Can you quote the records below in full, word for word?

[Stored records]
○ ○ ○ ○
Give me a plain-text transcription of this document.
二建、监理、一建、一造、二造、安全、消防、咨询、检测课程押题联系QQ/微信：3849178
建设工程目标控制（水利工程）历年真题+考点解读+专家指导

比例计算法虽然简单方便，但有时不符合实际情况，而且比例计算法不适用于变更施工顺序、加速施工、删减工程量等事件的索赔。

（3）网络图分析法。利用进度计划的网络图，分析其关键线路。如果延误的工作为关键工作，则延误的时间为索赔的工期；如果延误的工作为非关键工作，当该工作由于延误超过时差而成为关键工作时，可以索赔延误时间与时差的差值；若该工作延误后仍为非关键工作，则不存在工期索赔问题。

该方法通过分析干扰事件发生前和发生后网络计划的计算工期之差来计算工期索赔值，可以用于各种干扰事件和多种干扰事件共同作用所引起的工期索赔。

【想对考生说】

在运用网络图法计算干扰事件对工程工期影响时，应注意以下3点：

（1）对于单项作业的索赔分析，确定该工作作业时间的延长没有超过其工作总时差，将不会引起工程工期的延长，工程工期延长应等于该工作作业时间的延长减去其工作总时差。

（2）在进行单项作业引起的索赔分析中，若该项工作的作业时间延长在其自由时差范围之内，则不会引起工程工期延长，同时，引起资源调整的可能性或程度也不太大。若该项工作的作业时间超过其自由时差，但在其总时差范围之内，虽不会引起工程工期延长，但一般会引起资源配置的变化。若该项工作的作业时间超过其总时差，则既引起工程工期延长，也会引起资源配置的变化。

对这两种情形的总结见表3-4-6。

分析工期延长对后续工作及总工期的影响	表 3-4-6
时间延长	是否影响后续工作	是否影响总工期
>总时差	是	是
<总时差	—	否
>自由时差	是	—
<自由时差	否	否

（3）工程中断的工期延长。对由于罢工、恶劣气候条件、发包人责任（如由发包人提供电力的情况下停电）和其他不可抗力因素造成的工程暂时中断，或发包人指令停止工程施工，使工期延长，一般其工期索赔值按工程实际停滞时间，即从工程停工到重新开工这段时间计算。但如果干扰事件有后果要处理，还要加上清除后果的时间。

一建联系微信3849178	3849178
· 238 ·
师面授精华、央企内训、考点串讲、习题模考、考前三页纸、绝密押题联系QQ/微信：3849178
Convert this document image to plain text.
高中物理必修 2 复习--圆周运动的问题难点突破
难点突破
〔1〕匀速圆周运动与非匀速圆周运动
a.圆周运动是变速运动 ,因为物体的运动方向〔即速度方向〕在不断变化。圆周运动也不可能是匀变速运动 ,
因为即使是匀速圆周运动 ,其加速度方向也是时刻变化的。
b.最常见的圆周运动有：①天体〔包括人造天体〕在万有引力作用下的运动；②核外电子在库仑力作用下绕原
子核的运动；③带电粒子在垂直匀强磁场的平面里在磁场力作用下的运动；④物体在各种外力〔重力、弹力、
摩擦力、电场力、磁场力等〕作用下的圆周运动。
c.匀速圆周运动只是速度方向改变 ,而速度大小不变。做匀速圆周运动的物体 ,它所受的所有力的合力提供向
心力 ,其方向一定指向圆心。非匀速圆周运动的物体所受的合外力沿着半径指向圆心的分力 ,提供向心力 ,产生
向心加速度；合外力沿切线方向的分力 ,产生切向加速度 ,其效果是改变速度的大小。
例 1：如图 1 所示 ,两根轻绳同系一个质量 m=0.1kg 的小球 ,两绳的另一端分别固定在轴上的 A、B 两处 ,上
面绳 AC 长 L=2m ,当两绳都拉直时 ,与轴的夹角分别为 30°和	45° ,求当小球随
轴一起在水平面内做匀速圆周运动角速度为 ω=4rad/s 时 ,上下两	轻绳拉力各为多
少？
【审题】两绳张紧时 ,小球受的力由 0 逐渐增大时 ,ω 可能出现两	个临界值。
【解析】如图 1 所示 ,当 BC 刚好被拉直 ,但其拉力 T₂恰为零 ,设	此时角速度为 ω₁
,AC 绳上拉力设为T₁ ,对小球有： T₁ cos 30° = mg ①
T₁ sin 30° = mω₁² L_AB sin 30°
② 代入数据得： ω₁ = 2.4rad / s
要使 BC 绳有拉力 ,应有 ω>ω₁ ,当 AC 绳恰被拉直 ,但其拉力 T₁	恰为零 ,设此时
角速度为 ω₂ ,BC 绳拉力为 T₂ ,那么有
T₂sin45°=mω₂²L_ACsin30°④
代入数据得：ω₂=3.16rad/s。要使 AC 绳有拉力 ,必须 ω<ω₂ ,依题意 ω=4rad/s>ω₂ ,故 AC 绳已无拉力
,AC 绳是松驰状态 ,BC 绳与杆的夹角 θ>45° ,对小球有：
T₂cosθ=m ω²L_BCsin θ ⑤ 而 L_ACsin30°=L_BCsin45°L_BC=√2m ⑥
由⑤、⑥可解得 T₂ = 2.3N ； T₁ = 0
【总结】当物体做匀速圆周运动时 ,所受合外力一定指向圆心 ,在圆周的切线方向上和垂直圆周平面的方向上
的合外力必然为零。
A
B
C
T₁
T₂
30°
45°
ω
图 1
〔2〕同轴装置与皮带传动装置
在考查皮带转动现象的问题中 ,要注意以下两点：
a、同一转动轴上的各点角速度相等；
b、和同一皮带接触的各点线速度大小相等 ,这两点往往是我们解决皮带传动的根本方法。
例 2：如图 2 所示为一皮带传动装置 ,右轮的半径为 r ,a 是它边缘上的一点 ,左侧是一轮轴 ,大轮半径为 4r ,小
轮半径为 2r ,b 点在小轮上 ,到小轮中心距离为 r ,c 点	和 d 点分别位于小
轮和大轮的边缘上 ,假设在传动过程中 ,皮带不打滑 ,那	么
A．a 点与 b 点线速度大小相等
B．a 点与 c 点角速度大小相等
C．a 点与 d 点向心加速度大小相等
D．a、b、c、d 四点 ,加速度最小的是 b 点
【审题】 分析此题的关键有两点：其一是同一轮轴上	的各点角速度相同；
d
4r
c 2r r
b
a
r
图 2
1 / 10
○ ○ ○ ○
- **TASK SOLUTION**
Give me a plain-text transcription of this document.
二建、监理、一建、一造、二造、安全、消防、咨询、检测课程押题联系QQ/微信：3849178
建设工程目标控制（水利工程）历年真题+考点解读+专家指导

比例计算法虽然简单方便，但有时不符合实际情况，而且比例计算法不适用于变更施工顺序、加速施工、删减工程量等事件的索赔。

（3）网络图分析法。利用进度计划的网络图，分析其关键线路。如果延误的工作为关键工作，则延误的时间为索赔的工期；如果延误的工作为非关键工作，当该工作由于延误超过时差而成为关键工作时，可以索赔延误时间与时差的差值；若该工作延误后仍为非关键工作，则不存在工期索赔问题。

该方法通过分析干扰事件发生前和发生后网络计划的计算工期之差来计算工期索赔值，可以用于各种干扰事件和多种干扰事件共同作用所引起的工期索赔。

【想对考生说】

在运用网络图法计算干扰事件对工程工期影响时，应注意以下3点：

（1）对于单项作业的索赔分析，确定该工作作业时间的延长没有超过其工作总时差，将不会引起工程工期的延长，工程工期延长应等于该工作作业时间的延长减去其工作总时差。

（2）在进行单项作业引起的索赔分析中，若该项工作的作业时间延长在其自由时差范围之内，则不会引起工程工期延长，同时，引起资源调整的可能性或程度也不太大。若该项工作的作业时间超过其自由时差，但在其总时差范围之内，虽不会引起工程工期延长，但一般会引起资源配置的变化。若该项工作的作业时间超过其总时差，则既引起工程工期延长，也会引起资源配置的变化。

对这两种情形的总结见表3-4-6。

分析工期延长对后续工作及总工期的影响	表 3-4-6
时间延长	是否影响后续工作	是否影响总工期
>总时差	是	是
<总时差	—	否
>自由时差	是	—
<自由时差	否	否

（3）工程中断的工期延长。对由于罢工、恶劣气候条件、发包人责任（如由发包人提供电力的情况下停电）和其他不可抗力因素造成的工程暂时中断，或发包人指令停止工程施工，使工期延长，一般其工期索赔值按工程实际停滞时间，即从工程停工到重新开工这段时间计算。但如果干扰事件有后果要处理，还要加上清除后果的时间。

一建联系微信3849178	3849178
· 238 ·
师面授精华、央企内训、考点串讲、习题模考、考前三页纸、绝密押题联系QQ/微信：3849178
Convert this document image to plain text.
高中物理必修 2 复习--圆周运动的问题难点突破
难点突破
〔1〕匀速圆周运动与非匀速圆周运动
a.圆周运动是变速运动 ,因为物体的运动方向〔即速度方向〕在不断变化。圆周运动也不可能是匀变速运动 ,
因为即使是匀速圆周运动 ,其加速度方向也是时刻变化的。
b.最常见的圆周运动有：①天体〔包括人造天体〕在万有引力作用下的运动；②核外电子在库仑力作用下绕原
子核的运动；③带电粒子在垂直匀强磁场的平面里在磁场力作用下的运动；④物体在各种外力〔重力、弹力、
摩擦力、电场力、磁场力等〕作用下的圆周运动。
c.匀速圆周运动只是速度方向改变 ,而速度大小不变。做匀速圆周运动的物体 ,它所受的所有力的合力提供向
心力 ,其方向一定指向圆心。非匀速圆周运动的物体所受的合外力沿着半径指向圆心的分力 ,提供向心力 ,产生
向心加速度；合外力沿切线方向的分力 ,产生切向加速度 ,其效果是改变速度的大小。
例 1：如图 1 所示 ,两根轻绳同系一个质量 m=0.1kg 的小球 ,两绳的另一端分别固定在轴上的 A、B 两处 ,上
面绳 AC 长 L=2m ,当两绳都拉直时 ,与轴的夹角分别为 30°和	45° ,求当小球随
轴一起在水平面内做匀速圆周运动角速度为 ω=4rad/s 时 ,上下两	轻绳拉力各为多
少？
【审题】两绳张紧时 ,小球受的力由 0 逐渐增大时 ,ω 可能出现两	个临界值。
【解析】如图 1 所示 ,当 BC 刚好被拉直 ,但其拉力 T₂恰为零 ,设	此时角速度为 ω₁
,AC 绳上拉力设为T₁ ,对小球有： T₁ cos 30° = mg ①
T₁ sin 30° = mω₁² L_AB sin 30°
② 代入数据得： ω₁ = 2.4rad / s
要使 BC 绳有拉力 ,应有 ω>ω₁ ,当 AC 绳恰被拉直 ,但其拉力 T₁	恰为零 ,设此时
角速度为 ω₂ ,BC 绳拉力为 T₂ ,那么有
T₂sin45°=mω₂²L_ACsin30°④
代入数据得：ω₂=3.16rad/s。要使 AC 绳有拉力 ,必须 ω<ω₂ ,依题意 ω=4rad/s>ω₂ ,故 AC 绳已无拉力
,AC 绳是松驰状态 ,BC 绳与杆的夹角 θ>45° ,对小球有：
T₂cosθ=m ω²L_BCsin θ ⑤ 而 L_ACsin30°=L_BCsin45°L_BC=√2m ⑥
由⑤、⑥可解得 T₂ = 2.3N ； T₁ = 0
【总结】当物体做匀速圆周运动时 ,所受合外力一定指向圆心 ,在圆周的切线方向上和垂直圆周平面的方向上
的合外力必然为零。
A
B
C
T₁
T₂
30°
45°
ω
图 1
〔2〕同轴装置与皮带传动装置
在考查皮带转动现象的问题中 ,要注意以下两点：
a、同一转动轴上的各点角速度相等；
b、和同一皮带接触的各点线速度大小相等 ,这两点往往是我们解决皮带传动的根本方法。
例 2：如图 2 所示为一皮带传动装置 ,右轮的半径为 r ,a 是它边缘上的一点 ,左侧是一轮轴 ,大轮半径为 4r ,小
轮半径为 2r ,b 点在小轮上 ,到小轮中心距离为 r ,c 点	和 d 点分别位于小
轮和大轮的边缘上 ,假设在传动过程中 ,皮带不打滑 ,那	么
A．a 点与 b 点线速度大小相等
B．a 点与 c 点角速度大小相等
C．a 点与 d 点向心加速度大小相等
D．a、b、c、d 四点 ,加速度最小的是 b 点
【审题】 分析此题的关键有两点：其一是同一轮轴上	的各点角速度相同；
d
4r
c 2r r
b
a
r
图 2
1 / 10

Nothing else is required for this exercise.